» GOAL OF THE EXERCISE: Copy each line below without leaving any out.

Records from a dataset
===============
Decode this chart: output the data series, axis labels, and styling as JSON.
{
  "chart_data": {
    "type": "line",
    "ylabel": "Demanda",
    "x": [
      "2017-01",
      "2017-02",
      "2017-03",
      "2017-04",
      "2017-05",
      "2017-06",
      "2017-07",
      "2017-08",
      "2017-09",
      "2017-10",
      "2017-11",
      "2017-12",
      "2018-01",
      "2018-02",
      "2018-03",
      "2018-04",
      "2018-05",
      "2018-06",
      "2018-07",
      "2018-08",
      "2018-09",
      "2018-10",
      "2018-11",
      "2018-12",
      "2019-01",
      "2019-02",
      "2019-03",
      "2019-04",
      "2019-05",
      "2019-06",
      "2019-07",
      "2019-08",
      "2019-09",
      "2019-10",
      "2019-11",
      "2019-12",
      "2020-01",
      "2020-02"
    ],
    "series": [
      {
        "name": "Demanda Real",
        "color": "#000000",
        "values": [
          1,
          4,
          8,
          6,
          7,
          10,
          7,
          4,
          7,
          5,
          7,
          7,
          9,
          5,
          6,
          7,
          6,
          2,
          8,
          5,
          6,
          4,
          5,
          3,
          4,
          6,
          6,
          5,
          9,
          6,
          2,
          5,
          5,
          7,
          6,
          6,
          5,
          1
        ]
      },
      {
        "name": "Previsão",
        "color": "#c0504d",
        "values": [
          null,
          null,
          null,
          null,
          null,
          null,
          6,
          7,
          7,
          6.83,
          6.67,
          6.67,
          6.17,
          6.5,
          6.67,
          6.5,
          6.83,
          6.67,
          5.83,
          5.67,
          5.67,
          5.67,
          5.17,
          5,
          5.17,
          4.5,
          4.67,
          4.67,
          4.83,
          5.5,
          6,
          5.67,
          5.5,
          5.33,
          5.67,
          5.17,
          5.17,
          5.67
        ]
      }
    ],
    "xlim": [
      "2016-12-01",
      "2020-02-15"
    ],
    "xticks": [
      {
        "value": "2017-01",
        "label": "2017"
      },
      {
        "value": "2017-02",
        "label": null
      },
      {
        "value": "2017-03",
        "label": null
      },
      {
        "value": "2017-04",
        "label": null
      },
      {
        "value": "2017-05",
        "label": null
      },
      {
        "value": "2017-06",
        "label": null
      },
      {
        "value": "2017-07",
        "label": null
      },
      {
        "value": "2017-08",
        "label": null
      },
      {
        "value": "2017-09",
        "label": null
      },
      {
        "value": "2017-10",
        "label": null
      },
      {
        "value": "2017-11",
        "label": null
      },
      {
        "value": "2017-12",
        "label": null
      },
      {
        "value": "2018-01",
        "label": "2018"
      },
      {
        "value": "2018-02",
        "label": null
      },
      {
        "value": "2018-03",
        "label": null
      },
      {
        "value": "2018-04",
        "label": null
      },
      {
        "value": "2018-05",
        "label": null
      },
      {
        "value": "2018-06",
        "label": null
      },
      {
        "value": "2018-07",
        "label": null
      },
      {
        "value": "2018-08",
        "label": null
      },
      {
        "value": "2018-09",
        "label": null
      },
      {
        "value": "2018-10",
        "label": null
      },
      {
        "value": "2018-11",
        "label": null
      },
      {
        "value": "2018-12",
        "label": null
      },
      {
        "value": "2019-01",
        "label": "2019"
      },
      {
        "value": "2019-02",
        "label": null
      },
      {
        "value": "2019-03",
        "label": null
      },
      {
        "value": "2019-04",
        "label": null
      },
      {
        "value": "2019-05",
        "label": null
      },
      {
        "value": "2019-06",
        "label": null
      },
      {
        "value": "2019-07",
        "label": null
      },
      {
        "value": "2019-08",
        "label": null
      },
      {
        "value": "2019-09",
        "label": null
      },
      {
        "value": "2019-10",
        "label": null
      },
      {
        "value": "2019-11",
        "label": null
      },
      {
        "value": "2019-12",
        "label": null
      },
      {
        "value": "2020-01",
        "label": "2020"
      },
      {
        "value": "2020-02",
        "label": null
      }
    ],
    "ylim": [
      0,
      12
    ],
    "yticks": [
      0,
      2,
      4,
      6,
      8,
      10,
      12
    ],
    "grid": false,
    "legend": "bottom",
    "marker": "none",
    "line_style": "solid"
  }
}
===============
» ANSWER TO THE TASK:
Decode this chart: output the data series, axis labels, and styling as JSON.
{
  "chart_data": {
    "type": "line",
    "ylabel": "Demanda",
    "x": [
      "2017-01",
      "2017-02",
      "2017-03",
      "2017-04",
      "2017-05",
      "2017-06",
      "2017-07",
      "2017-08",
      "2017-09",
      "2017-10",
      "2017-11",
      "2017-12",
      "2018-01",
      "2018-02",
      "2018-03",
      "2018-04",
      "2018-05",
      "2018-06",
      "2018-07",
      "2018-08",
      "2018-09",
      "2018-10",
      "2018-11",
      "2018-12",
      "2019-01",
      "2019-02",
      "2019-03",
      "2019-04",
      "2019-05",
      "2019-06",
      "2019-07",
      "2019-08",
      "2019-09",
      "2019-10",
      "2019-11",
      "2019-12",
      "2020-01",
      "2020-02"
    ],
    "series": [
      {
        "name": "Demanda Real",
        "color": "#000000",
        "values": [
          1,
          4,
          8,
          6,
          7,
          10,
          7,
          4,
          7,
          5,
          7,
          7,
          9,
          5,
          6,
          7,
          6,
          2,
          8,
          5,
          6,
          4,
          5,
          3,
          4,
          6,
          6,
          5,
          9,
          6,
          2,
          5,
          5,
          7,
          6,
          6,
          5,
          1
        ]
      },
      {
        "name": "Previsão",
        "color": "#c0504d",
        "values": [
          null,
          null,
          null,
          null,
          null,
          null,
          6,
          7,
          7,
          6.83,
          6.67,
          6.67,
          6.17,
          6.5,
          6.67,
          6.5,
          6.83,
          6.67,
          5.83,
          5.67,
          5.67,
          5.67,
          5.17,
          5,
          5.17,
          4.5,
          4.67,
          4.67,
          4.83,
          5.5,
          6,
          5.67,
          5.5,
          5.33,
          5.67,
          5.17,
          5.17,
          5.67
        ]
      }
    ],
    "xlim": [
      "2016-12-01",
      "2020-02-15"
    ],
    "xticks": [
      {
        "value": "2017-01",
        "label": "2017"
      },
      {
        "value": "2017-02",
        "label": null
      },
      {
        "value": "2017-03",
        "label": null
      },
      {
        "value": "2017-04",
        "label": null
      },
      {
        "value": "2017-05",
        "label": null
      },
      {
        "value": "2017-06",
        "label": null
      },
      {
        "value": "2017-07",
        "label": null
      },
      {
        "value": "2017-08",
        "label": null
      },
      {
        "value": "2017-09",
        "label": null
      },
      {
        "value": "2017-10",
        "label": null
      },
      {
        "value": "2017-11",
        "label": null
      },
      {
        "value": "2017-12",
        "label": null
      },
      {
        "value": "2018-01",
        "label": "2018"
      },
      {
        "value": "2018-02",
        "label": null
      },
      {
        "value": "2018-03",
        "label": null
      },
      {
        "value": "2018-04",
        "label": null
      },
      {
        "value": "2018-05",
        "label": null
      },
      {
        "value": "2018-06",
        "label": null
      },
      {
        "value": "2018-07",
        "label": null
      },
      {
        "value": "2018-08",
        "label": null
      },
      {
        "value": "2018-09",
        "label": null
      },
      {
        "value": "2018-10",
        "label": null
      },
      {
        "value": "2018-11",
        "label": null
      },
      {
        "value": "2018-12",
        "label": null
      },
      {
        "value": "2019-01",
        "label": "2019"
      },
      {
        "value": "2019-02",
        "label": null
      },
      {
        "value": "2019-03",
        "label": null
      },
      {
        "value": "2019-04",
        "label": null
      },
      {
        "value": "2019-05",
        "label": null
      },
      {
        "value": "2019-06",
        "label": null
      },
      {
        "value": "2019-07",
        "label": null
      },
      {
        "value": "2019-08",
        "label": null
      },
      {
        "value": "2019-09",
        "label": null
      },
      {
        "value": "2019-10",
        "label": null
      },
      {
        "value": "2019-11",
        "label": null
      },
      {
        "value": "2019-12",
        "label": null
      },
      {
        "value": "2020-01",
        "label": "2020"
      },
      {
        "value": "2020-02",
        "label": null
      }
    ],
    "ylim": [
      0,
      12
    ],
    "yticks": [
      0,
      2,
      4,
      6,
      8,
      10,
      12
    ],
    "grid": false,
    "legend": "bottom",
    "marker": "none",
    "line_style": "solid"
  }
}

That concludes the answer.